>>>>

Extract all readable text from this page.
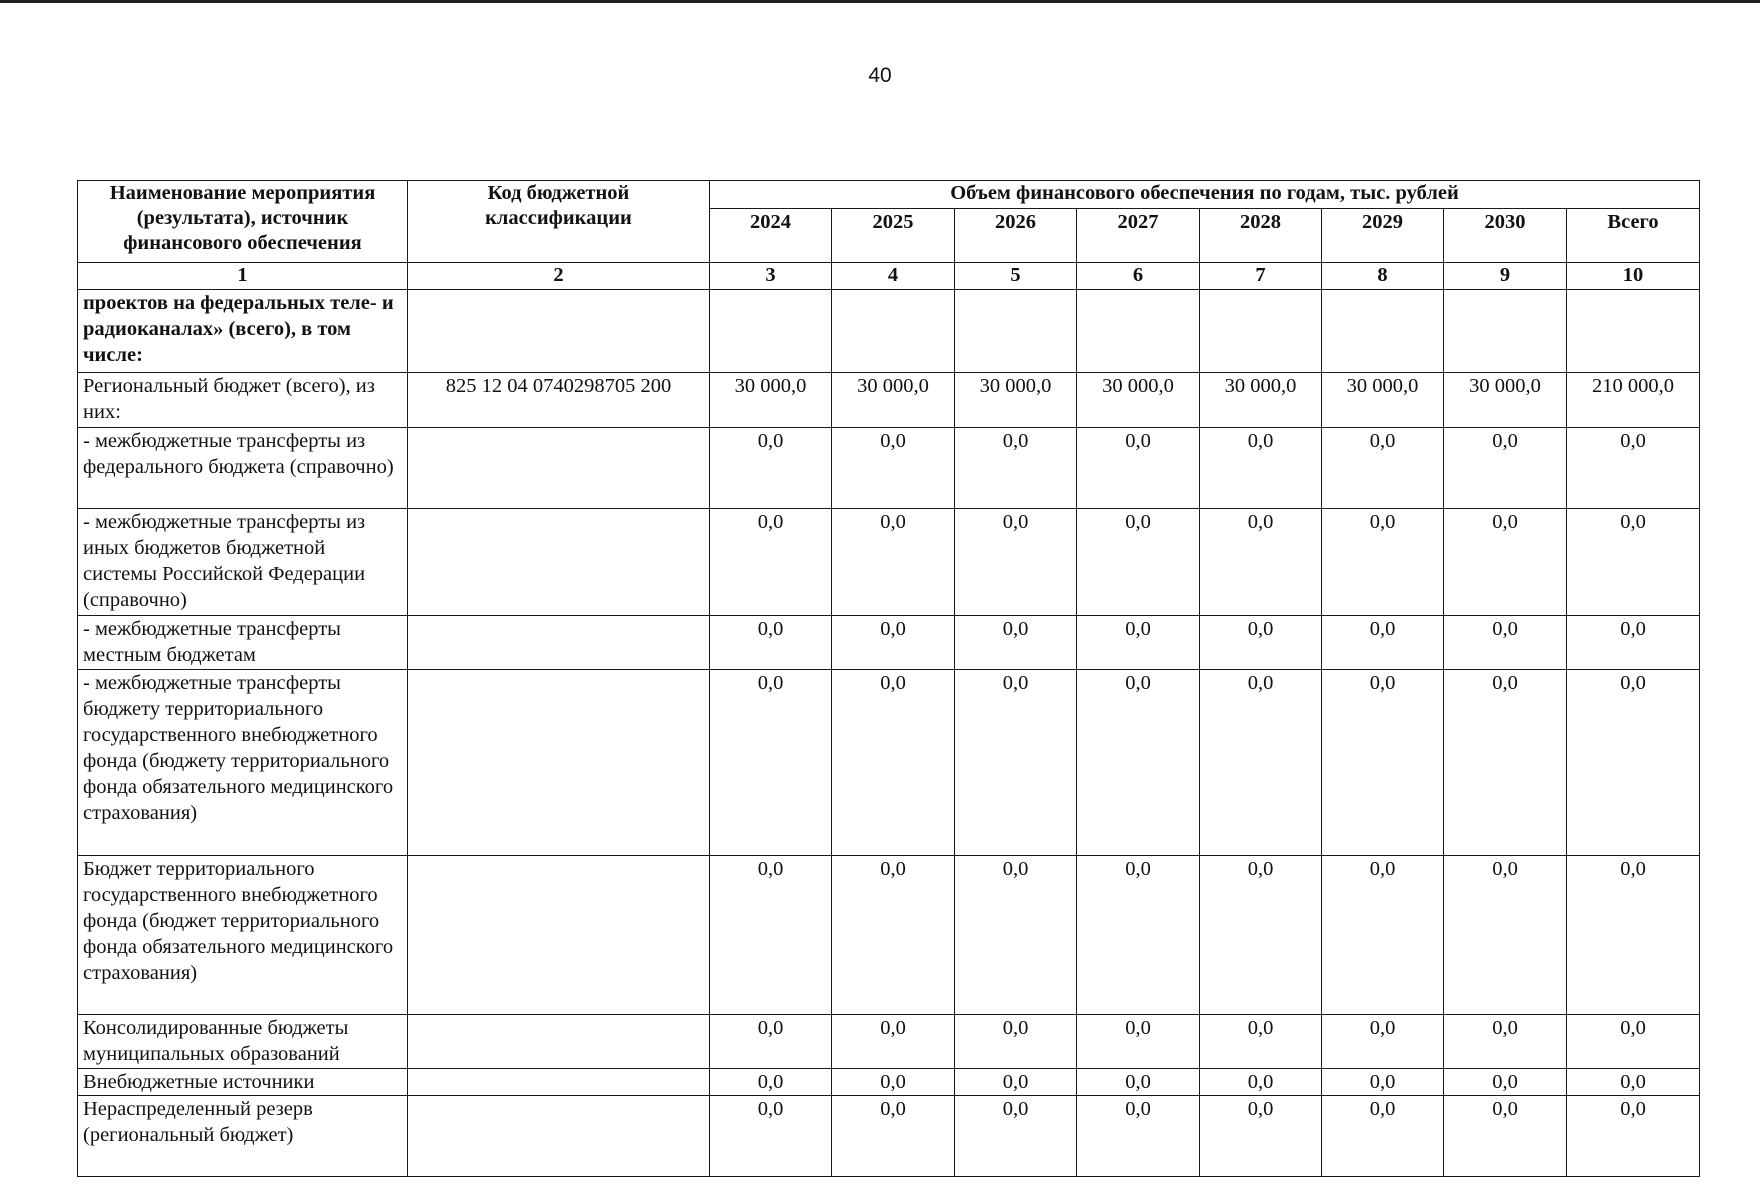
40
Наименование мероприятия (результата), источник финансового обеспечения	Код бюджетной классификации	Объем финансового обеспечения по годам, тыс. рублей							
		2024	2025	2026	2027	2028	2029	2030	Всего
1	2	3	4	5	6	7	8	9	10
проектов на федеральных теле- и радиоканалах» (всего), в том числе:									
Региональный бюджет (всего), из них:	825 12 04 0740298705 200	30 000,0	30 000,0	30 000,0	30 000,0	30 000,0	30 000,0	30 000,0	210 000,0
- межбюджетные трансферты из федерального бюджета (справочно)		0,0	0,0	0,0	0,0	0,0	0,0	0,0	0,0
- межбюджетные трансферты из иных бюджетов бюджетной системы Российской Федерации (справочно)		0,0	0,0	0,0	0,0	0,0	0,0	0,0	0,0
- межбюджетные трансферты местным бюджетам		0,0	0,0	0,0	0,0	0,0	0,0	0,0	0,0
- межбюджетные трансферты бюджету территориального государственного внебюджетного фонда (бюджету территориального фонда обязательного медицинского страхования)		0,0	0,0	0,0	0,0	0,0	0,0	0,0	0,0
Бюджет территориального государственного внебюджетного фонда (бюджет территориального фонда обязательного медицинского страхования)		0,0	0,0	0,0	0,0	0,0	0,0	0,0	0,0
Консолидированные бюджеты муниципальных образований		0,0	0,0	0,0	0,0	0,0	0,0	0,0	0,0
Внебюджетные источники		0,0	0,0	0,0	0,0	0,0	0,0	0,0	0,0
Нераспределенный резерв (региональный бюджет)		0,0	0,0	0,0	0,0	0,0	0,0	0,0	0,0
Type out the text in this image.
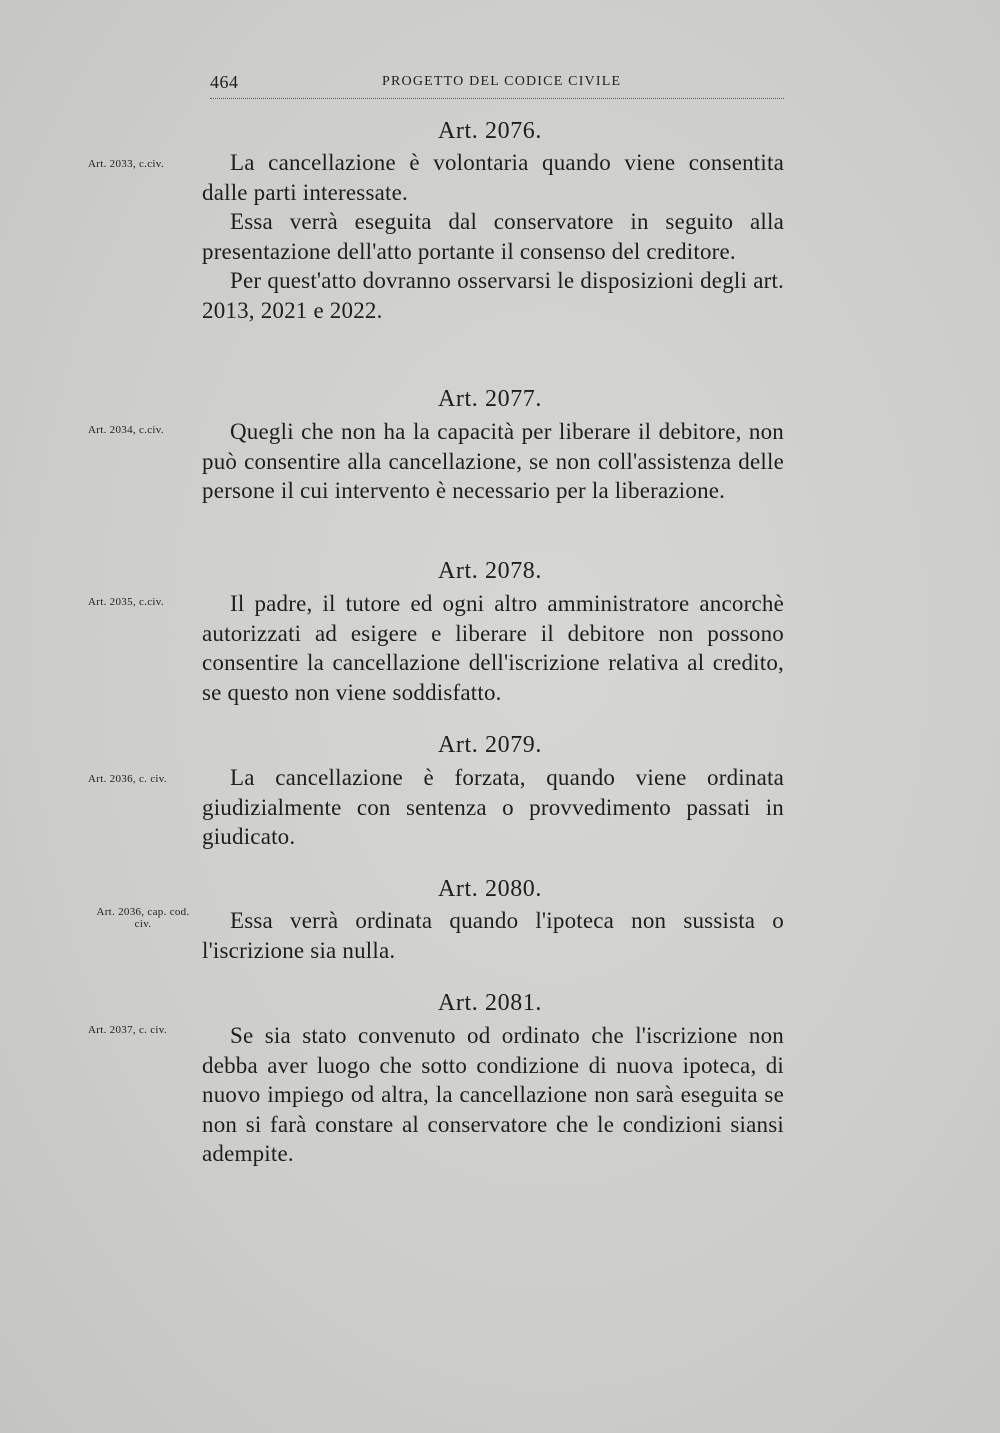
464	PROGETTO DEL CODICE CIVILE
Art. 2076.
Art. 2033, c.civ.	La cancellazione è volontaria quando viene consentita dalle parti interessate.

Essa verrà eseguita dal conservatore in seguito alla presentazione dell'atto portante il consenso del creditore.

Per quest'atto dovranno osservarsi le disposizioni degli art. 2013, 2021 e 2022.

Art. 2077.
Art. 2034, c.civ.	Quegli che non ha la capacità per liberare il debitore, non può consentire alla cancellazione, se non coll'assistenza delle persone il cui intervento è necessario per la liberazione.

Art. 2078.
Art. 2035, c.civ.	Il padre, il tutore ed ogni altro amministratore ancorchè autorizzati ad esigere e liberare il debitore non possono consentire la cancellazione dell'iscrizione relativa al credito, se questo non viene soddisfatto.

Art. 2079.
Art. 2036, c. civ.	La cancellazione è forzata, quando viene ordinata giudizialmente con sentenza o provvedimento passati in giudicato.

Art. 2080.
Art. 2036, cap. cod. civ.	Essa verrà ordinata quando l'ipoteca non sussista o l'iscrizione sia nulla.

Art. 2081.
Art. 2037, c. civ.	Se sia stato convenuto od ordinato che l'iscrizione non debba aver luogo che sotto condizione di nuova ipoteca, di nuovo impiego od altra, la cancellazione non sarà eseguita se non si farà constare al conservatore che le condizioni siansi adempite.
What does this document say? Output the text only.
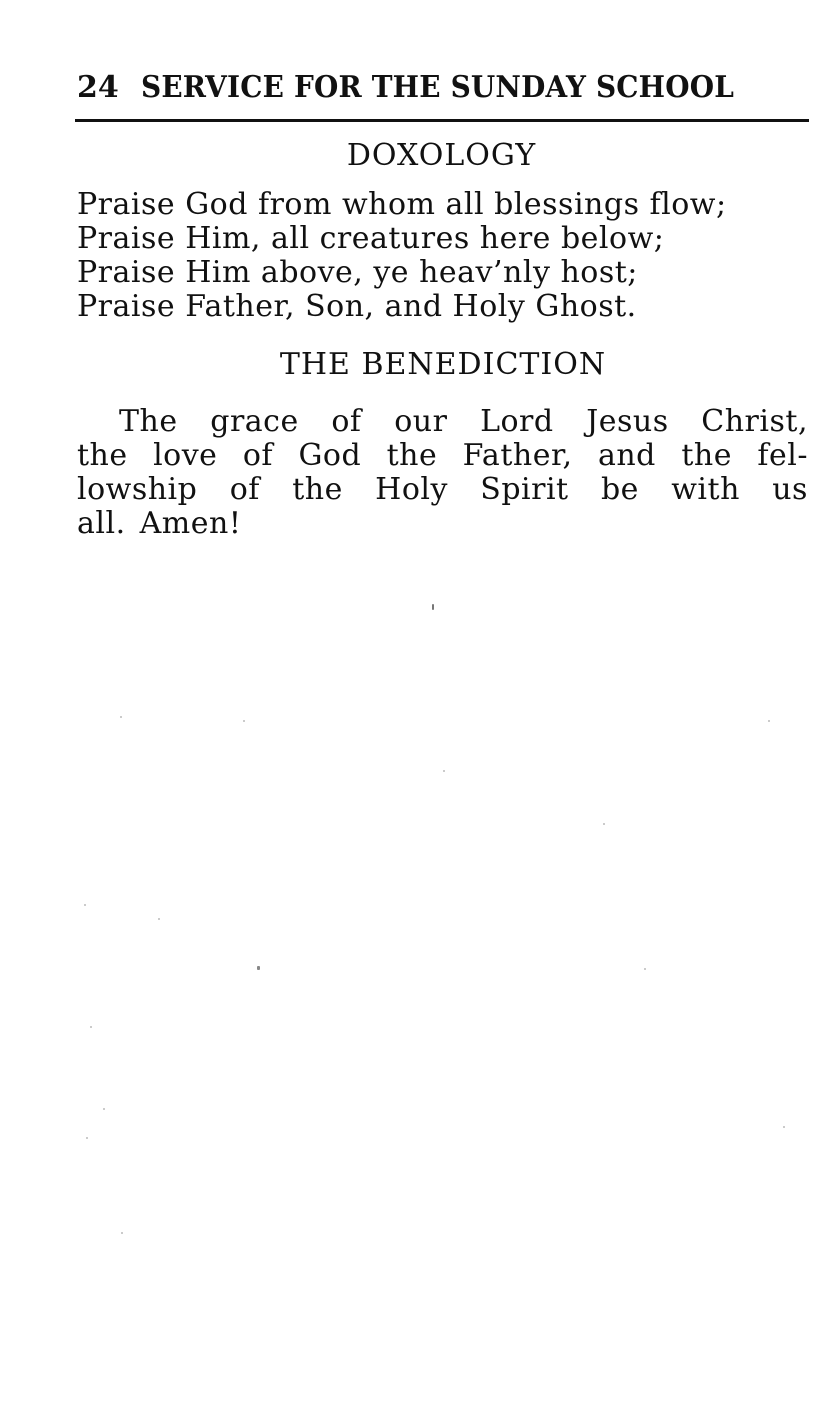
24 SERVICE FOR THE SUNDAY SCHOOL
DOXOLOGY
Praise God from whom all blessings flow;
Praise Him, all creatures here below;
Praise Him above, ye heav’nly host;
Praise Father, Son, and Holy Ghost.
THE BENEDICTION
The grace of our Lord Jesus Christ,
the love of God the Father, and the fel-
lowship of the Holy Spirit be with us
all. Amen!
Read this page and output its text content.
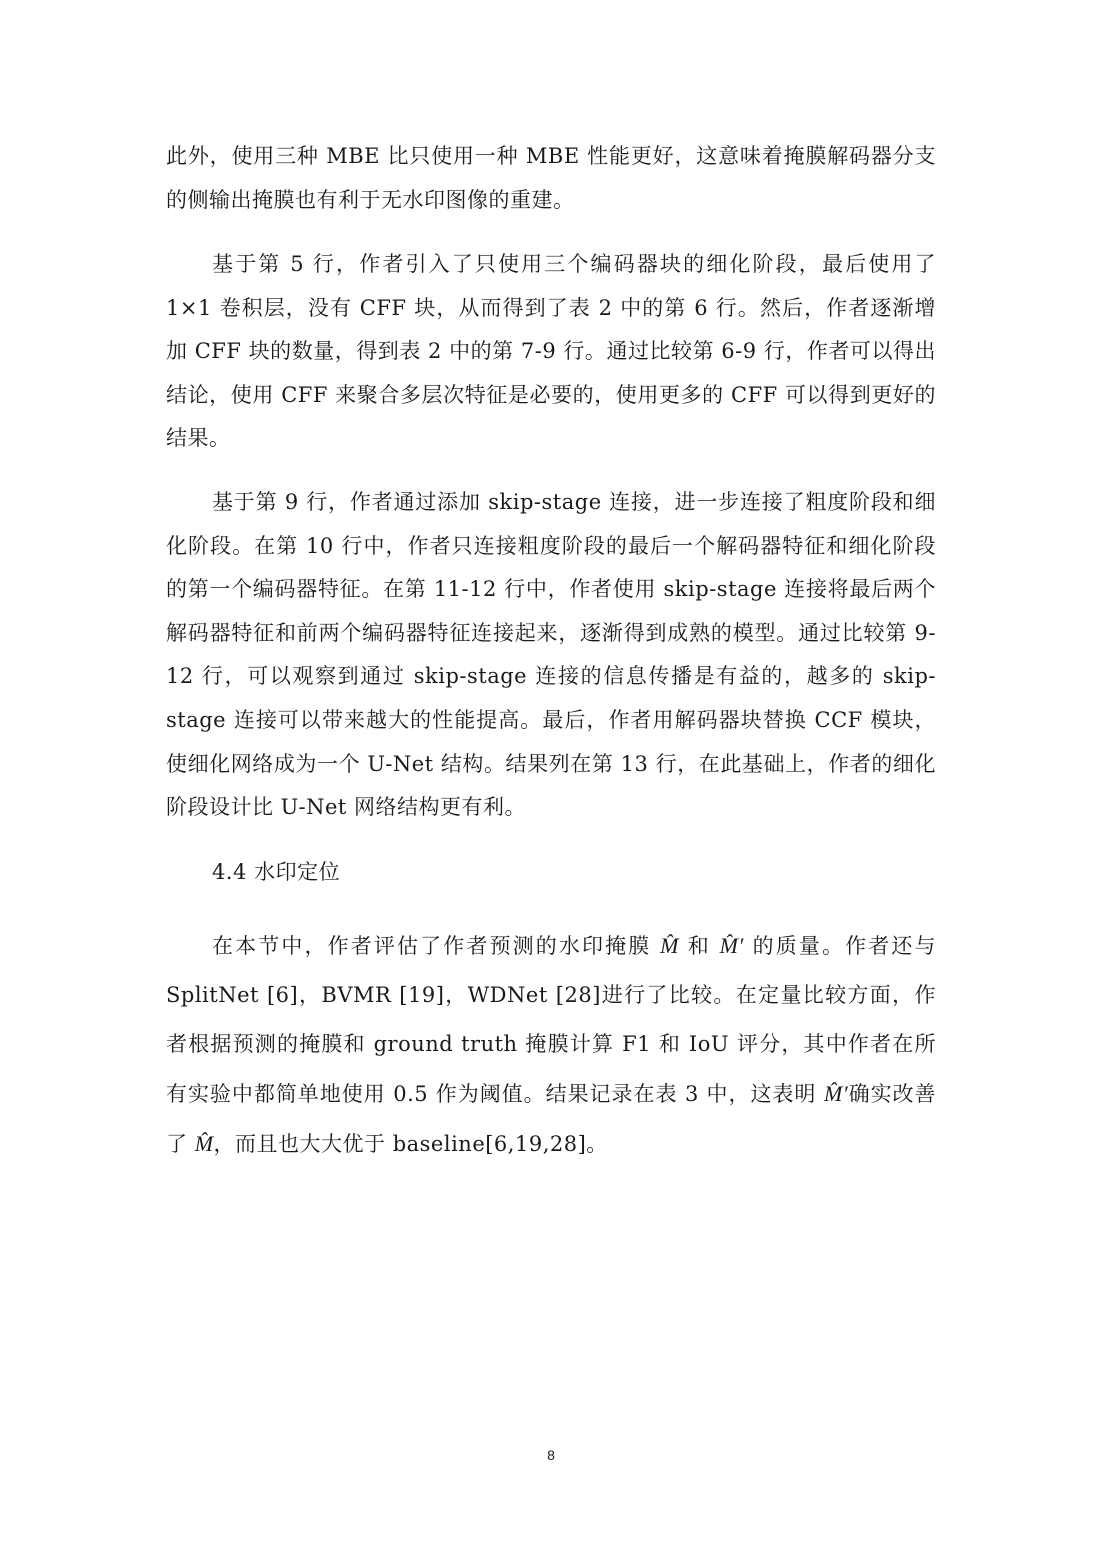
此外，使用三种 MBE 比只使用一种 MBE 性能更好，这意味着掩膜解码器分支的侧输出掩膜也有利于无水印图像的重建。

基于第 5 行，作者引入了只使用三个编码器块的细化阶段，最后使用了 1×1 卷积层，没有 CFF 块，从而得到了表 2 中的第 6 行。然后，作者逐渐增加 CFF 块的数量，得到表 2 中的第 7-9 行。通过比较第 6-9 行，作者可以得出结论，使用 CFF 来聚合多层次特征是必要的，使用更多的 CFF 可以得到更好的结果。

基于第 9 行，作者通过添加 skip-stage 连接，进一步连接了粗度阶段和细化阶段。在第 10 行中，作者只连接粗度阶段的最后一个解码器特征和细化阶段的第一个编码器特征。在第 11-12 行中，作者使用 skip-stage 连接将最后两个解码器特征和前两个编码器特征连接起来，逐渐得到成熟的模型。通过比较第 9-12 行，可以观察到通过 skip-stage 连接的信息传播是有益的，越多的 skip-stage 连接可以带来越大的性能提高。最后，作者用解码器块替换 CCF 模块，使细化网络成为一个 U-Net 结构。结果列在第 13 行，在此基础上，作者的细化阶段设计比 U-Net 网络结构更有利。

4.4 水印定位

在本节中，作者评估了作者预测的水印掩膜 M̂ 和 M̂′ 的质量。作者还与 SplitNet [6]，BVMR [19]，WDNet [28]进行了比较。在定量比较方面，作者根据预测的掩膜和 ground truth 掩膜计算 F1 和 IoU 评分，其中作者在所有实验中都简单地使用 0.5 作为阈值。结果记录在表 3 中，这表明 M̂′确实改善了 M̂，而且也大大优于 baseline[6,19,28]。

8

<<<<

What you are asked to do:
Repeat the data exactly, without the pictures.

Result:
Extract all readable text from this page.
40
Наименование мероприятия (результата), источник финансового обеспечения	Код бюджетной классификации	Объем финансового обеспечения по годам, тыс. рублей							
		2024	2025	2026	2027	2028	2029	2030	Всего
1	2	3	4	5	6	7	8	9	10
проектов на федеральных теле- и радиоканалах» (всего), в том числе:									
Региональный бюджет (всего), из них:	825 12 04 0740298705 200	30 000,0	30 000,0	30 000,0	30 000,0	30 000,0	30 000,0	30 000,0	210 000,0
- межбюджетные трансферты из федерального бюджета (справочно)		0,0	0,0	0,0	0,0	0,0	0,0	0,0	0,0
- межбюджетные трансферты из иных бюджетов бюджетной системы Российской Федерации (справочно)		0,0	0,0	0,0	0,0	0,0	0,0	0,0	0,0
- межбюджетные трансферты местным бюджетам		0,0	0,0	0,0	0,0	0,0	0,0	0,0	0,0
- межбюджетные трансферты бюджету территориального государственного внебюджетного фонда (бюджету территориального фонда обязательного медицинского страхования)		0,0	0,0	0,0	0,0	0,0	0,0	0,0	0,0
Бюджет территориального государственного внебюджетного фонда (бюджет территориального фонда обязательного медицинского страхования)		0,0	0,0	0,0	0,0	0,0	0,0	0,0	0,0
Консолидированные бюджеты муниципальных образований		0,0	0,0	0,0	0,0	0,0	0,0	0,0	0,0
Внебюджетные источники		0,0	0,0	0,0	0,0	0,0	0,0	0,0	0,0
Нераспределенный резерв (региональный бюджет)		0,0	0,0	0,0	0,0	0,0	0,0	0,0	0,0
Type out the text in this image.
464	PROGETTO DEL CODICE CIVILE
Art. 2076.
Art. 2033, c.civ.	La cancellazione è volontaria quando viene consentita dalle parti interessate.

Essa verrà eseguita dal conservatore in seguito alla presentazione dell'atto portante il consenso del creditore.

Per quest'atto dovranno osservarsi le disposizioni degli art. 2013, 2021 e 2022.

Art. 2077.
Art. 2034, c.civ.	Quegli che non ha la capacità per liberare il debitore, non può consentire alla cancellazione, se non coll'assistenza delle persone il cui intervento è necessario per la liberazione.

Art. 2078.
Art. 2035, c.civ.	Il padre, il tutore ed ogni altro amministratore ancorchè autorizzati ad esigere e liberare il debitore non possono consentire la cancellazione dell'iscrizione relativa al credito, se questo non viene soddisfatto.

Art. 2079.
Art. 2036, c. civ.	La cancellazione è forzata, quando viene ordinata giudizialmente con sentenza o provvedimento passati in giudicato.

Art. 2080.
Art. 2036, cap. cod. civ.	Essa verrà ordinata quando l'ipoteca non sussista o l'iscrizione sia nulla.

Art. 2081.
Art. 2037, c. civ.	Se sia stato convenuto od ordinato che l'iscrizione non debba aver luogo che sotto condizione di nuova ipoteca, di nuovo impiego od altra, la cancellazione non sarà eseguita se non si farà constare al conservatore che le condizioni siansi adempite.
What does this document say? Output the text only.
24 SERVICE FOR THE SUNDAY SCHOOL
DOXOLOGY
Praise God from whom all blessings flow;
Praise Him, all creatures here below;
Praise Him above, ye heav’nly host;
Praise Father, Son, and Holy Ghost.
THE BENEDICTION
The grace of our Lord Jesus Christ,
the love of God the Father, and the fel-
lowship of the Holy Spirit be with us
all. Amen!
Read this page and output its text content.
此外，使用三种 MBE 比只使用一种 MBE 性能更好，这意味着掩膜解码器分支的侧输出掩膜也有利于无水印图像的重建。

基于第 5 行，作者引入了只使用三个编码器块的细化阶段，最后使用了 1×1 卷积层，没有 CFF 块，从而得到了表 2 中的第 6 行。然后，作者逐渐增加 CFF 块的数量，得到表 2 中的第 7-9 行。通过比较第 6-9 行，作者可以得出结论，使用 CFF 来聚合多层次特征是必要的，使用更多的 CFF 可以得到更好的结果。

基于第 9 行，作者通过添加 skip-stage 连接，进一步连接了粗度阶段和细化阶段。在第 10 行中，作者只连接粗度阶段的最后一个解码器特征和细化阶段的第一个编码器特征。在第 11-12 行中，作者使用 skip-stage 连接将最后两个解码器特征和前两个编码器特征连接起来，逐渐得到成熟的模型。通过比较第 9-12 行，可以观察到通过 skip-stage 连接的信息传播是有益的，越多的 skip-stage 连接可以带来越大的性能提高。最后，作者用解码器块替换 CCF 模块，使细化网络成为一个 U-Net 结构。结果列在第 13 行，在此基础上，作者的细化阶段设计比 U-Net 网络结构更有利。

4.4 水印定位

在本节中，作者评估了作者预测的水印掩膜 M̂ 和 M̂′ 的质量。作者还与 SplitNet [6]，BVMR [19]，WDNet [28]进行了比较。在定量比较方面，作者根据预测的掩膜和 ground truth 掩膜计算 F1 和 IoU 评分，其中作者在所有实验中都简单地使用 0.5 作为阈值。结果记录在表 3 中，这表明 M̂′确实改善了 M̂，而且也大大优于 baseline[6,19,28]。

8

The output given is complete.